EXERCISE: Below are the records; collect from them each line containing the string "such".
▬▬▬
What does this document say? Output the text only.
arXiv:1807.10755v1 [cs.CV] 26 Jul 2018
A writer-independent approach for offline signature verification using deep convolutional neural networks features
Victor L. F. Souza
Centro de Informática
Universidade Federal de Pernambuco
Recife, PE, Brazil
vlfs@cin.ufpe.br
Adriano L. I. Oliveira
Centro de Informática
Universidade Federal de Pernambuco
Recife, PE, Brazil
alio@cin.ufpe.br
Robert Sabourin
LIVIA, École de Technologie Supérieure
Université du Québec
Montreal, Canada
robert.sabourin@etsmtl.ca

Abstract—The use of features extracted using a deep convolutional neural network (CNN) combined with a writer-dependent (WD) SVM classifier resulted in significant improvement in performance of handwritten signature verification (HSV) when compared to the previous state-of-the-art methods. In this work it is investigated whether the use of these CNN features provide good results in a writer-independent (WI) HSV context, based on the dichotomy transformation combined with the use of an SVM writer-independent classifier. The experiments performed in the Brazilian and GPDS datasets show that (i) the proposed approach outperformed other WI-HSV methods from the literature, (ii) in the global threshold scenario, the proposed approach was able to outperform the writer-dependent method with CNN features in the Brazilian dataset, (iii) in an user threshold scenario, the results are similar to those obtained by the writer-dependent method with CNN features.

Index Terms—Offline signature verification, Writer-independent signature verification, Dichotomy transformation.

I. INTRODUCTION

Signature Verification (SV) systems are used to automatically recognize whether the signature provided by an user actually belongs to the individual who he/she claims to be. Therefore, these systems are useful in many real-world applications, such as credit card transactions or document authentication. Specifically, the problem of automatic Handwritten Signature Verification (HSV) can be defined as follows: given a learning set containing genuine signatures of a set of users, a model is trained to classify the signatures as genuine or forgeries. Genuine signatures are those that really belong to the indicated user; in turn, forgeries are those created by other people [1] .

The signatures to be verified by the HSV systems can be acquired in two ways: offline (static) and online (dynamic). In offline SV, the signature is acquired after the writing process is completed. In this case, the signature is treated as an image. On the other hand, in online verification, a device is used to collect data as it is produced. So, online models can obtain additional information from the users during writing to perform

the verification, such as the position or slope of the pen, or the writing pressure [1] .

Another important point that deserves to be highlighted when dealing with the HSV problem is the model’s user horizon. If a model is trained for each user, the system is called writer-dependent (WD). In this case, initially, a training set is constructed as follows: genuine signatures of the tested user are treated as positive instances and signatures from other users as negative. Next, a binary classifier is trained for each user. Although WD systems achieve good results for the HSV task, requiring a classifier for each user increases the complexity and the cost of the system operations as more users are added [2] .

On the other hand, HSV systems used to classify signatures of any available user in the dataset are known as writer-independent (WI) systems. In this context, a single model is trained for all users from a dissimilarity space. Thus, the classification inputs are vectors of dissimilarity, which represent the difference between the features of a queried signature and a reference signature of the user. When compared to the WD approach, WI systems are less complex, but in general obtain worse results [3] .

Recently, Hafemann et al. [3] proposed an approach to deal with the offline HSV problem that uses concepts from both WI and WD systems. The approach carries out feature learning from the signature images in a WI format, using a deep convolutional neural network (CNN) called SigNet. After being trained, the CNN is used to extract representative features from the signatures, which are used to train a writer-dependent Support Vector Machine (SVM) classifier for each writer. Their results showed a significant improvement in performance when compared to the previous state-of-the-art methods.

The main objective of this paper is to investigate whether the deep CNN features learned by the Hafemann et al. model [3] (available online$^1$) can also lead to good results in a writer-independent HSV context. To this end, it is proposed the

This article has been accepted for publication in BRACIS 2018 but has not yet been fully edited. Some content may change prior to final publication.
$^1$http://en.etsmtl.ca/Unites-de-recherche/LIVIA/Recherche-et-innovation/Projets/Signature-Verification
▬▬▬
WRITTEN RESPONSE:
Signature Verification (SV) systems are used to automatically recognize whether the signature provided by an user actually belongs to the individual who he/she claims to be. Therefore, these systems are useful in many real-world applications, such as credit card transactions or document authentication. Specifically, the problem of automatic Handwritten Signature Verification (HSV) can be defined as follows: given a learning set containing genuine signatures of a set of users, a model is trained to classify the signatures as genuine or forgeries. Genuine signatures are those that really belong to the indicated user; in turn, forgeries are those created by other people [1] .
the verification, such as the position or slope of the pen, or the writing pressure [1] .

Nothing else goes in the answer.